(Dataset rows)
::::::::::
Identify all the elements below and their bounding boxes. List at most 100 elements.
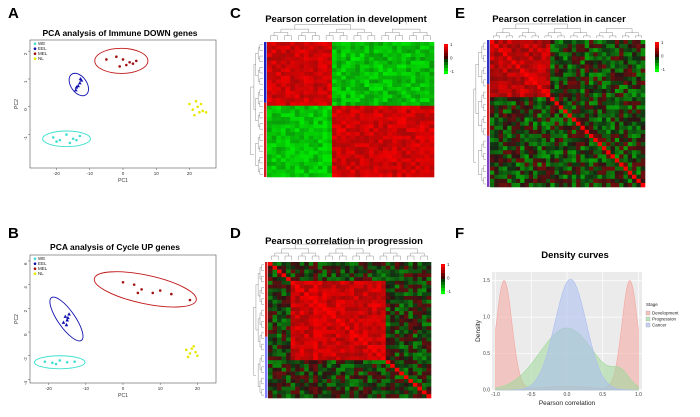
heatmap-cell	[385, 330, 391, 335]
heatmap-cell	[507, 48, 512, 53]
heatmap-cell	[610, 150, 616, 155]
confidence-ellipse-mel	[94, 47, 149, 74]
heatmap-cell	[417, 364, 423, 369]
heatmap-cell	[277, 277, 282, 282]
heatmap-cell	[392, 154, 398, 159]
heatmap-cell	[327, 135, 333, 140]
heatmap-cell	[426, 326, 432, 331]
heatmap-cell	[327, 158, 333, 163]
heatmap-cell	[376, 292, 382, 297]
heatmap-cell	[396, 98, 402, 103]
heatmap-cell	[299, 120, 305, 125]
dendrogram-branch	[259, 267, 262, 280]
heatmap-cell	[394, 262, 400, 267]
heatmap-cell	[326, 299, 332, 304]
heatmap-cell	[571, 72, 577, 78]
heatmap-cell	[494, 125, 499, 131]
heatmap-cell	[640, 146, 646, 151]
heatmap-cell	[331, 139, 337, 144]
heatmap-cell	[387, 165, 393, 170]
heatmap-cell	[502, 162, 508, 167]
heatmap-cell	[601, 121, 607, 127]
heatmap-cell	[632, 182, 637, 188]
heatmap-cell	[327, 68, 333, 73]
heatmap-cell	[417, 292, 423, 297]
heatmap-cell	[515, 68, 521, 73]
heatmap-cell	[267, 42, 272, 47]
heatmap-cell	[571, 93, 577, 98]
heatmap-cell	[326, 314, 332, 319]
heatmap-cell	[355, 102, 361, 107]
heatmap-cell	[331, 322, 337, 327]
heatmap-cell	[331, 120, 337, 125]
x-tick-label: -20	[45, 386, 52, 391]
heatmap-cell	[563, 162, 568, 167]
heatmap-cell	[331, 269, 337, 274]
heatmap-cell	[359, 135, 365, 140]
heatmap-cell	[399, 303, 405, 308]
panel-d-title: Pearson correlation in progression	[265, 236, 423, 247]
heatmap-cell	[372, 375, 377, 380]
heatmap-cell	[340, 390, 346, 395]
data-point-nl	[186, 355, 190, 359]
heatmap-cell	[408, 367, 414, 372]
heatmap-cell	[363, 394, 368, 399]
heatmap-cell	[623, 48, 629, 53]
heatmap-cell	[372, 318, 377, 323]
heatmap-cell	[290, 102, 296, 107]
heatmap-cell	[322, 326, 328, 331]
heatmap-cell	[331, 94, 337, 99]
heatmap-cell	[426, 382, 432, 387]
heatmap-cell	[415, 87, 421, 92]
data-point-mel	[132, 283, 136, 286]
heatmap-cell	[606, 162, 611, 167]
heatmap-cell	[614, 60, 620, 65]
heatmap-cell	[399, 330, 405, 335]
heatmap-cell	[385, 265, 391, 270]
heatmap-cell	[401, 143, 407, 148]
heatmap-cell	[394, 386, 400, 391]
heatmap-cell	[373, 53, 379, 58]
heatmap-cell	[606, 154, 611, 159]
heatmap-cell	[385, 337, 391, 342]
heatmap-cell	[394, 330, 400, 335]
heatmap-cell	[267, 94, 272, 99]
heatmap-cell	[507, 133, 512, 139]
heatmap-cell	[589, 121, 594, 127]
heatmap-cell	[580, 68, 586, 73]
heatmap-cell	[367, 262, 373, 267]
heatmap-cell	[364, 64, 370, 69]
heatmap-cell	[507, 117, 512, 122]
heatmap-cell	[367, 296, 373, 301]
heatmap-cell	[563, 154, 568, 159]
heatmap-cell	[304, 42, 310, 47]
heatmap-cell	[308, 53, 314, 58]
color-key-cell	[444, 62, 448, 66]
heatmap-cell	[420, 147, 426, 152]
heatmap-cell	[345, 83, 351, 88]
heatmap-cell	[335, 371, 341, 376]
heatmap-cell	[385, 371, 391, 376]
dendrogram-branch	[379, 255, 388, 260]
heatmap-cell	[571, 121, 577, 127]
heatmap-cell	[331, 262, 337, 267]
heatmap-cell	[515, 56, 521, 61]
heatmap-cell	[627, 109, 633, 114]
heatmap-cell	[304, 98, 310, 103]
heatmap-cell	[299, 117, 305, 122]
heatmap-cell	[390, 292, 396, 297]
heatmap-cell	[524, 133, 530, 139]
heatmap-cell	[295, 326, 300, 331]
dendrogram-branch	[493, 35, 500, 38]
heatmap-cell	[597, 68, 603, 73]
heatmap-cell	[627, 64, 633, 69]
heatmap-cell	[421, 382, 427, 387]
heatmap-cell	[511, 162, 517, 167]
heatmap-cell	[376, 284, 382, 289]
heatmap-cell	[313, 113, 319, 118]
heatmap-cell	[567, 125, 573, 131]
dendrogram-branch	[412, 32, 428, 36]
heatmap-cell	[606, 158, 611, 163]
heatmap-cell	[313, 364, 319, 369]
heatmap-cell	[396, 158, 402, 163]
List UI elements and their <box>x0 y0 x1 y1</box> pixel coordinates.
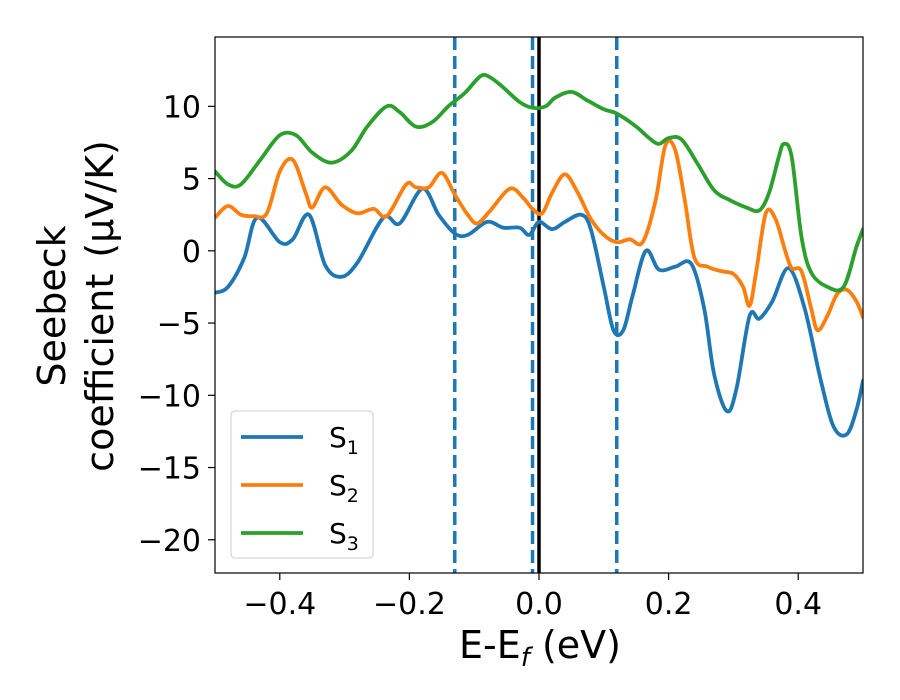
x-tick-label: −0.4 <box>243 587 316 622</box>
x-tick-label: 0.0 <box>515 587 563 622</box>
y-axis-label: Seebeck coefficient(μV/K) <box>30 140 122 472</box>
x-axis-label: E-Ef (eV) <box>459 623 621 673</box>
y-tick-label: −15 <box>138 452 201 487</box>
y-tick-label: 5 <box>182 163 201 198</box>
x-tick-label: 0.2 <box>645 587 693 622</box>
reference-lines <box>453 37 619 573</box>
legend-label-s2: S2 <box>329 469 359 507</box>
legend-label-s1: S1 <box>329 421 359 459</box>
legend: S1 S2 S3 <box>230 410 374 559</box>
series-line-s1 <box>215 186 863 438</box>
y-tick-label: −20 <box>138 524 201 559</box>
x-axis-ticks: −0.4 −0.2 0.0 0.2 0.4 <box>243 573 822 622</box>
y-tick-label: −5 <box>157 307 201 342</box>
y-axis-label-line2: coefficient(μV/K) <box>78 140 122 472</box>
y-axis-ticks: 10 5 0 −5 −10 −15 −20 <box>138 90 215 559</box>
series-lines <box>215 72 863 438</box>
y-axis-label-line1: Seebeck <box>30 225 74 386</box>
y-tick-label: −10 <box>138 379 201 414</box>
y-tick-label: 0 <box>182 235 201 270</box>
legend-label-s3: S3 <box>329 517 359 555</box>
x-tick-label: −0.2 <box>373 587 446 622</box>
series-line-s2 <box>215 138 863 333</box>
x-tick-label: 0.4 <box>774 587 822 622</box>
y-tick-label: 10 <box>163 90 201 125</box>
series-line-s3 <box>215 72 863 293</box>
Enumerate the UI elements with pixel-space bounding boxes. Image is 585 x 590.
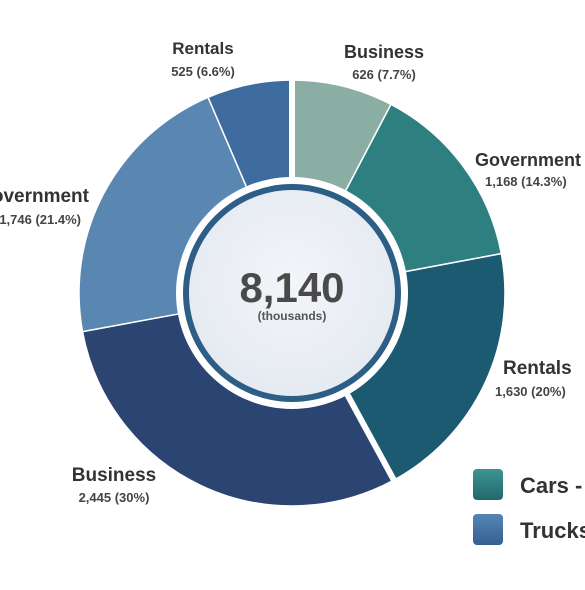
slice-label-trucks-government: Government: [0, 186, 90, 207]
slice-label-cars-government: Government: [475, 150, 581, 170]
labels-layer: Business 626 (7.7%) Government 1,168 (14…: [0, 39, 581, 505]
center-unit-label: (thousands): [258, 309, 327, 323]
legend-label-cars: Cars -: [520, 473, 582, 498]
slice-value-trucks-government: 1,746 (21.4%): [0, 212, 81, 227]
legend-item-cars: Cars -: [473, 469, 582, 500]
slice-value-cars-business: 626 (7.7%): [352, 67, 416, 82]
slice-value-cars-rentals: 1,630 (20%): [495, 384, 566, 399]
slice-value-trucks-business: 2,445 (30%): [79, 490, 150, 505]
legend: Cars - Trucks: [473, 469, 585, 545]
slice-label-trucks-rentals: Rentals: [172, 39, 233, 58]
legend-swatch-trucks: [473, 514, 503, 545]
legend-swatch-cars: [473, 469, 503, 500]
center-disc: [189, 190, 395, 396]
slice-label-cars-rentals: Rentals: [503, 358, 572, 379]
center-layer: 8,140 (thousands): [176, 177, 408, 409]
slice-label-cars-business: Business: [344, 42, 424, 62]
slice-value-cars-government: 1,168 (14.3%): [485, 174, 567, 189]
center-total-value: 8,140: [239, 264, 344, 311]
legend-label-trucks: Trucks: [520, 518, 585, 543]
slice-label-trucks-business: Business: [72, 465, 156, 486]
legend-item-trucks: Trucks: [473, 514, 585, 545]
slice-value-trucks-rentals: 525 (6.6%): [171, 64, 235, 79]
group-separator-bottom: [341, 386, 398, 484]
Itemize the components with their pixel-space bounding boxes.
::::::::::
> **What you should do**: Write out, without any change, the lines of the records above that run from the line containing "330, 391, 335]" through the line containing "318, 377, 323]", including both of those lines.

> **Response to this task**:
heatmap-cell	[385, 330, 391, 335]
heatmap-cell	[507, 48, 512, 53]
heatmap-cell	[610, 150, 616, 155]
confidence-ellipse-mel	[94, 47, 149, 74]
heatmap-cell	[417, 364, 423, 369]
heatmap-cell	[277, 277, 282, 282]
heatmap-cell	[392, 154, 398, 159]
heatmap-cell	[327, 135, 333, 140]
heatmap-cell	[426, 326, 432, 331]
heatmap-cell	[327, 158, 333, 163]
heatmap-cell	[376, 292, 382, 297]
heatmap-cell	[396, 98, 402, 103]
heatmap-cell	[299, 120, 305, 125]
dendrogram-branch	[259, 267, 262, 280]
heatmap-cell	[394, 262, 400, 267]
heatmap-cell	[326, 299, 332, 304]
heatmap-cell	[571, 72, 577, 78]
heatmap-cell	[494, 125, 499, 131]
heatmap-cell	[640, 146, 646, 151]
heatmap-cell	[331, 139, 337, 144]
heatmap-cell	[387, 165, 393, 170]
heatmap-cell	[502, 162, 508, 167]
heatmap-cell	[601, 121, 607, 127]
heatmap-cell	[632, 182, 637, 188]
heatmap-cell	[327, 68, 333, 73]
heatmap-cell	[417, 292, 423, 297]
heatmap-cell	[515, 68, 521, 73]
heatmap-cell	[267, 42, 272, 47]
heatmap-cell	[571, 93, 577, 98]
heatmap-cell	[326, 314, 332, 319]
heatmap-cell	[355, 102, 361, 107]
heatmap-cell	[331, 322, 337, 327]
heatmap-cell	[331, 120, 337, 125]
x-tick-label: -20	[45, 386, 52, 391]
heatmap-cell	[563, 162, 568, 167]
heatmap-cell	[331, 269, 337, 274]
heatmap-cell	[359, 135, 365, 140]
heatmap-cell	[399, 303, 405, 308]
panel-d-title: Pearson correlation in progression	[265, 236, 423, 247]
heatmap-cell	[372, 375, 377, 380]
heatmap-cell	[340, 390, 346, 395]
data-point-nl	[186, 355, 190, 359]
heatmap-cell	[408, 367, 414, 372]
heatmap-cell	[363, 394, 368, 399]
heatmap-cell	[623, 48, 629, 53]
heatmap-cell	[372, 318, 377, 323]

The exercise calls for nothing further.